-- Stated exercise --
Compile every line that includes the word "네이트온".

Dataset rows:
··········
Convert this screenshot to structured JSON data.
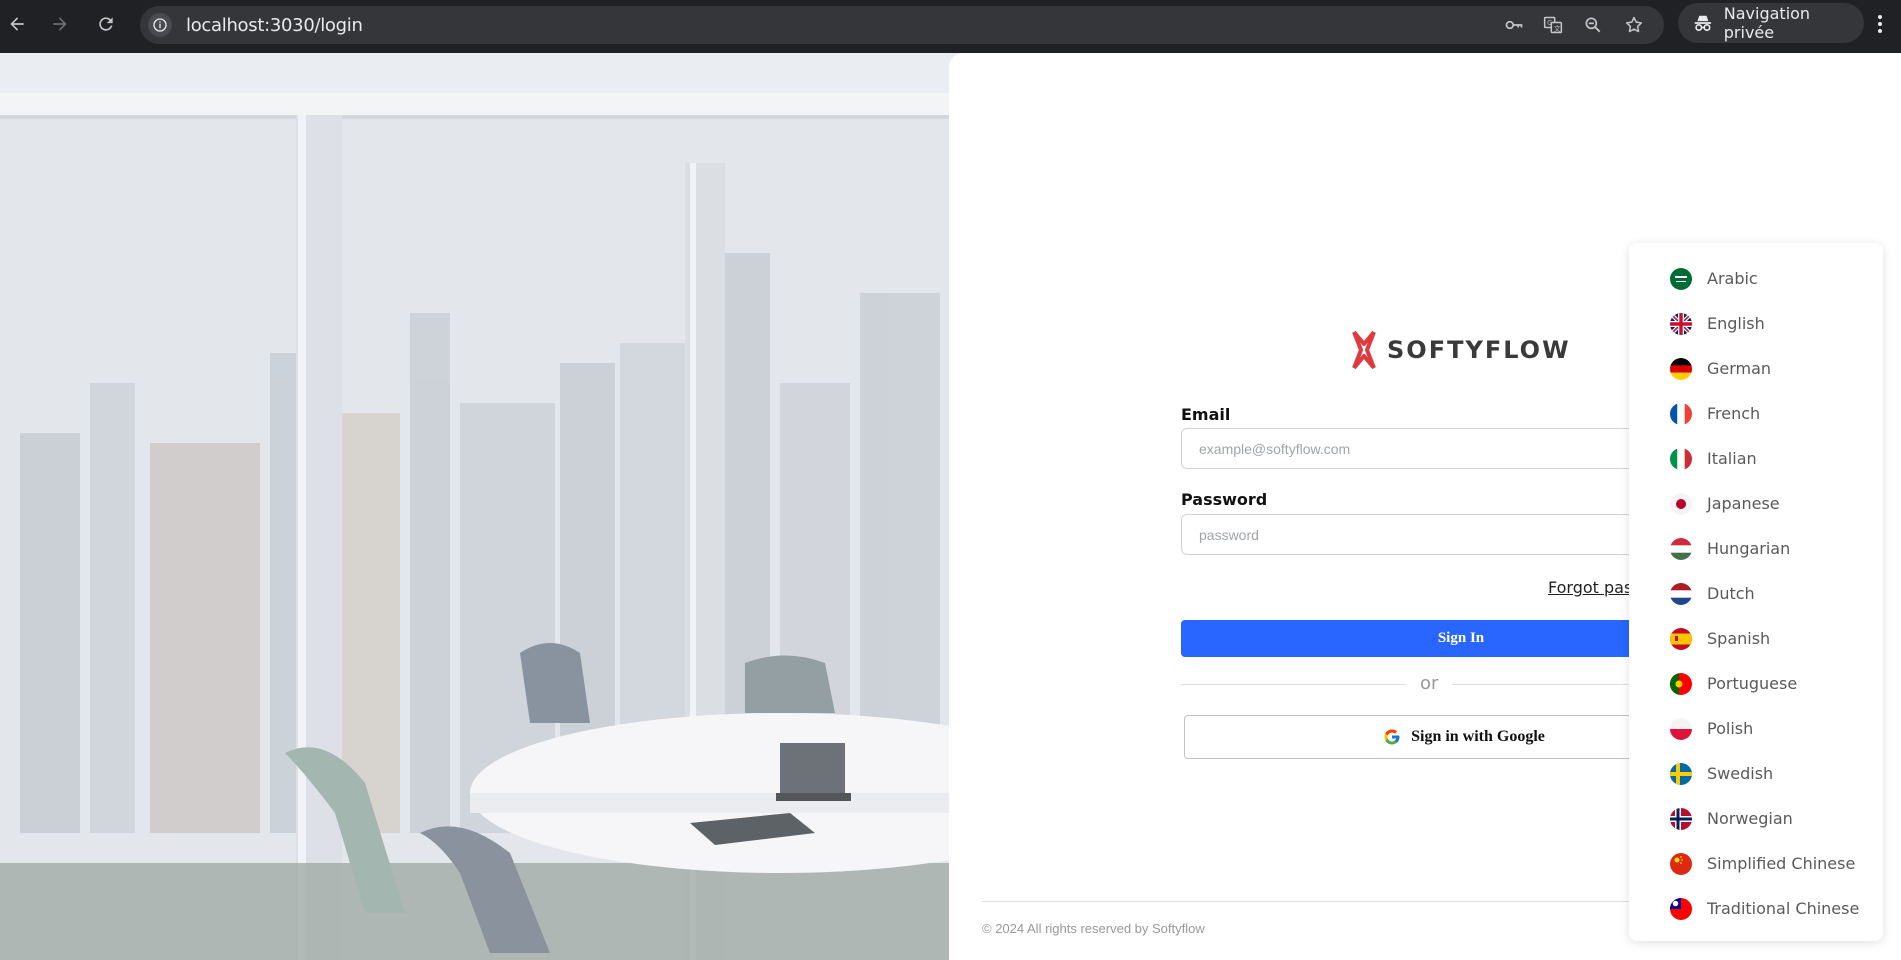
{
  "browser": {
    "url": "localhost:3030/login",
    "private_label": "Navigation privée"
  },
  "login": {
    "brand": "SOFTYFLOW",
    "email_label": "Email",
    "email_placeholder": "example@softyflow.com",
    "password_label": "Password",
    "password_placeholder": "password",
    "forgot_label": "Forgot pass",
    "signin_label": "Sign In",
    "or_label": "or",
    "google_label": "Sign in with Google",
    "accent_color": "#2866ff"
  },
  "footer": {
    "copyright": "© 2024 All rights reserved by Softyflow"
  },
  "languages": [
    {
      "label": "Arabic",
      "flag": "sa"
    },
    {
      "label": "English",
      "flag": "gb"
    },
    {
      "label": "German",
      "flag": "de"
    },
    {
      "label": "French",
      "flag": "fr"
    },
    {
      "label": "Italian",
      "flag": "it"
    },
    {
      "label": "Japanese",
      "flag": "jp"
    },
    {
      "label": "Hungarian",
      "flag": "hu"
    },
    {
      "label": "Dutch",
      "flag": "nl"
    },
    {
      "label": "Spanish",
      "flag": "es"
    },
    {
      "label": "Portuguese",
      "flag": "pt"
    },
    {
      "label": "Polish",
      "flag": "pl"
    },
    {
      "label": "Swedish",
      "flag": "se"
    },
    {
      "label": "Norwegian",
      "flag": "no"
    },
    {
      "label": "Simplified Chinese",
      "flag": "cn"
    },
    {
      "label": "Traditional Chinese",
      "flag": "tw"
    }
  ]
}
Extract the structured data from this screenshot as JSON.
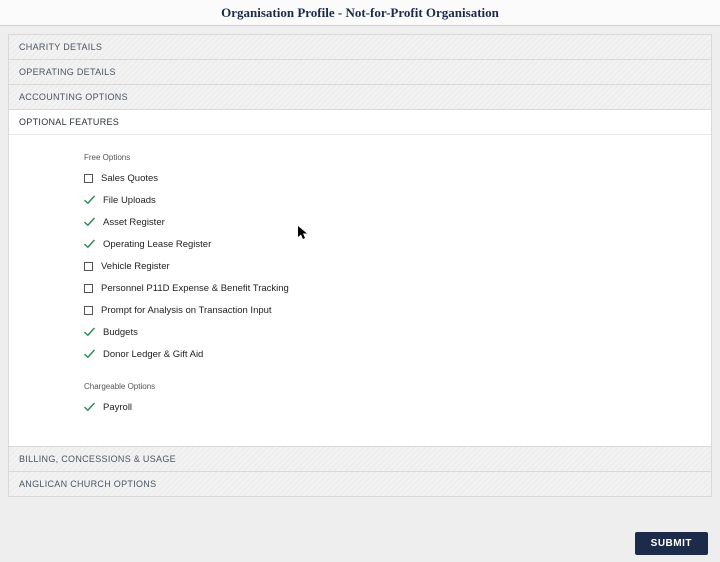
{
  "page_title": "Organisation Profile - Not-for-Profit Organisation",
  "sections": [
    {
      "label": "CHARITY DETAILS"
    },
    {
      "label": "OPERATING DETAILS"
    },
    {
      "label": "ACCOUNTING OPTIONS"
    },
    {
      "label": "OPTIONAL FEATURES"
    },
    {
      "label": "BILLING, CONCESSIONS & USAGE"
    },
    {
      "label": "ANGLICAN CHURCH OPTIONS"
    }
  ],
  "active_section_index": 3,
  "optional_features": {
    "free_group_label": "Free Options",
    "free_items": [
      {
        "label": "Sales Quotes",
        "checked": false
      },
      {
        "label": "File Uploads",
        "checked": true
      },
      {
        "label": "Asset Register",
        "checked": true
      },
      {
        "label": "Operating Lease Register",
        "checked": true
      },
      {
        "label": "Vehicle Register",
        "checked": false
      },
      {
        "label": "Personnel P11D Expense & Benefit Tracking",
        "checked": false
      },
      {
        "label": "Prompt for Analysis on Transaction Input",
        "checked": false
      },
      {
        "label": "Budgets",
        "checked": true
      },
      {
        "label": "Donor Ledger & Gift Aid",
        "checked": true
      }
    ],
    "chargeable_group_label": "Chargeable Options",
    "chargeable_items": [
      {
        "label": "Payroll",
        "checked": true
      }
    ]
  },
  "submit_label": "SUBMIT",
  "colors": {
    "accent": "#1c2b4a",
    "tick": "#2d8a5a"
  }
}
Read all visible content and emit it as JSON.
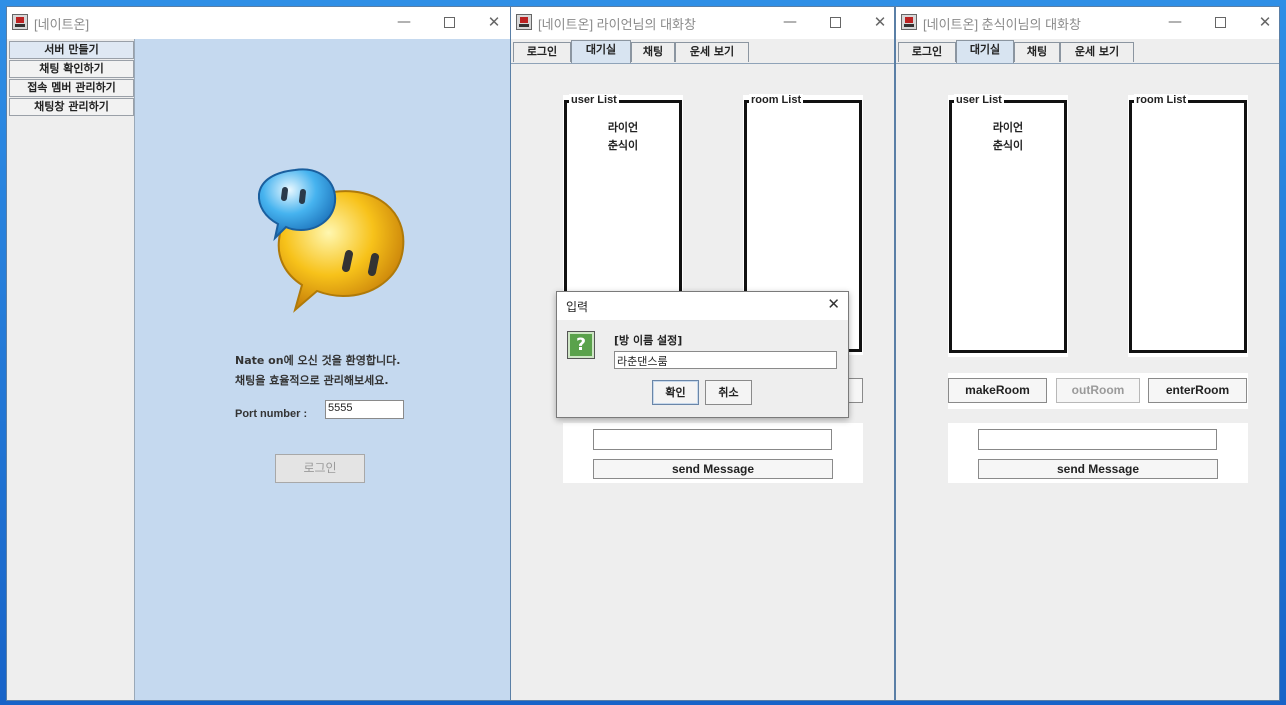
{
  "server_window": {
    "title": "[네이트온]",
    "tabs": [
      "서버 만들기",
      "채팅 확인하기",
      "접속 멤버 관리하기",
      "채팅창 관리하기"
    ],
    "welcome_line1": "Nate on에 오신 것을 환영합니다.",
    "welcome_line2": "채팅을 효율적으로 관리해보세요.",
    "port_label": "Port number :",
    "port_value": "5555",
    "login_button": "로그인"
  },
  "window_controls": {
    "minimize": "—",
    "close": "✕"
  },
  "chat_window_1": {
    "title": "[네이트온] 라이언님의 대화창",
    "tabs": [
      "로그인",
      "대기실",
      "채팅",
      "운세 보기"
    ],
    "selected_tab": "대기실",
    "user_list_label": "user List",
    "users": [
      "라이언",
      "춘식이"
    ],
    "room_list_label": "room List",
    "send_button": "send Message"
  },
  "chat_window_2": {
    "title": "[네이트온] 춘식이님의 대화창",
    "tabs": [
      "로그인",
      "대기실",
      "채팅",
      "운세 보기"
    ],
    "selected_tab": "대기실",
    "user_list_label": "user List",
    "users": [
      "라이언",
      "춘식이"
    ],
    "room_list_label": "room List",
    "make_room_button": "makeRoom",
    "out_room_button": "outRoom",
    "enter_room_button": "enterRoom",
    "send_button": "send Message"
  },
  "input_dialog": {
    "title": "입력",
    "icon_glyph": "?",
    "message": "[방 이름 설정]",
    "value": "라춘댄스룸",
    "ok_button": "확인",
    "cancel_button": "취소"
  },
  "colors": {
    "server_panel_bg": "#c5d9ef",
    "window_bg": "#eeeeee",
    "desktop_bg": "#1f6fd6"
  }
}
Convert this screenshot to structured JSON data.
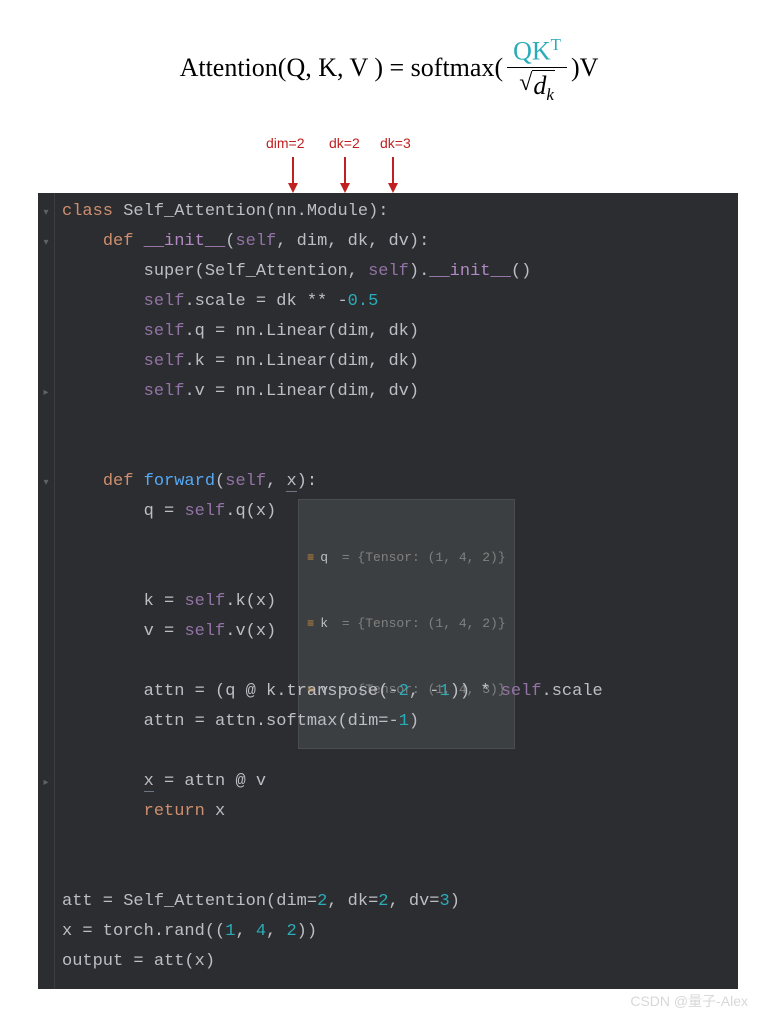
··········
-- Exercise answer --
    "title": "[네이트온]",
    "title": "[네이트온] 라이언님의 대화창",
    "title": "[네이트온] 춘식이님의 대화창",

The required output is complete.